**Text shown**
================================

But as much as I loved The Cat In The Hat, I still remember The Lorax as my favorite. What I loved about The Lorax was the mystery of the hand reaching from that perilous tower, and the young boy wanting to know more, as so many young boys do, who gets a tale of a lifetime. I was one of those kids: frustrating adults with all my questions. In many ways, I still tend to be. I’m always questioning “What if?” “Why?” etc. That’s probably why I went into writing science fiction and fantasy.

But for me, The Lorax‘s message was so important. Despite being raised Conservative in a Christian and Republican home, the environment was something I always had a special relationship with. The Earth and nature resonate with me in a unique way. They inspire me, move me, touch me, and fill me with emotions at the experience of their beauty, aliveness, scents, smells, etc. I grew up in the farmlands of Kansas, far from the logging country of the Pacific Northwest, where that industry is such a part of the culture and economy that it’s iconic. I don’t think I saw my first logging truck into my teens or twenties. And it was on a trip somewhere, not around Salina where we lived. But one of my favorite singers, John Denver, sung a lot out the environment and I always found myself wondering why humans are so careless with the planet and land God gave us to live on. For me, it’s a no brainer. We need the Earth, the Earth doesn’t need us. We need the planets and animals and other ingredients in our food chain. We need the various products which give us quality of life. While they might not forage well, the cows and sheep and pigs probably wouldn’t mind if the slaughter houses shut down. And they probably wouldn’t get emotionally distraught at the disappearance of their farmer-owners. Just saying.

================================

**Task to carry out**
Revise the Lorax passage, starting with "But as much" and going on through "fiction and fantasy.", so that "wonder" replaces "mystery". The entries that follow come from a separate source and are unrelated to the passage above.

================================

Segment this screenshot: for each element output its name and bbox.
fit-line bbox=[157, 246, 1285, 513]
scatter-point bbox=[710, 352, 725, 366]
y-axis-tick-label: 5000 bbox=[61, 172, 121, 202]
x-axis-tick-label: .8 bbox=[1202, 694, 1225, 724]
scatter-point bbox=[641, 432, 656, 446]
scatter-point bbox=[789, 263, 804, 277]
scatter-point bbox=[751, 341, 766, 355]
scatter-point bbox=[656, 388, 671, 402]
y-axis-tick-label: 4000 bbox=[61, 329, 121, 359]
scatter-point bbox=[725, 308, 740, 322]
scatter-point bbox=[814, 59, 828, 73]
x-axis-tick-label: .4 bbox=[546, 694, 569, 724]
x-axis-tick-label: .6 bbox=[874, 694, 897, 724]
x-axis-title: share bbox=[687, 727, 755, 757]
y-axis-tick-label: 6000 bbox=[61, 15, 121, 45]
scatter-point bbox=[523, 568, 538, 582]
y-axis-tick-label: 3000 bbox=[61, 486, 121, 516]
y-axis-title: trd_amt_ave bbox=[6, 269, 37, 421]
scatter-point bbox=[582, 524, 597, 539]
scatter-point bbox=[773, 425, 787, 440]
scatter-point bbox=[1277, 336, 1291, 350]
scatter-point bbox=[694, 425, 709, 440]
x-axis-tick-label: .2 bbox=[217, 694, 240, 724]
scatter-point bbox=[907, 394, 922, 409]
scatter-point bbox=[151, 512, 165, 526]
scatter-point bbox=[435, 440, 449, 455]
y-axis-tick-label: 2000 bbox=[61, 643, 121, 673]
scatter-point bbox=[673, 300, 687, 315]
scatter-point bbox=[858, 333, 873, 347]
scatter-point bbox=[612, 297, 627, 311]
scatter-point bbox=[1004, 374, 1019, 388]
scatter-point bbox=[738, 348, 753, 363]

================================

**Task result**
But as much as I loved The Cat In The Hat, I still remember The Lorax as my favorite. What I loved about The Lorax was the wonder of the hand reaching from that perilous tower, and the young boy wanting to know more, as so many young boys do, who gets a tale of a lifetime. I was one of those kids: frustrating adults with all my questions. In many ways, I still tend to be. I’m always questioning “What if?” “Why?” etc. That’s probably why I went into writing science fiction and fantasy.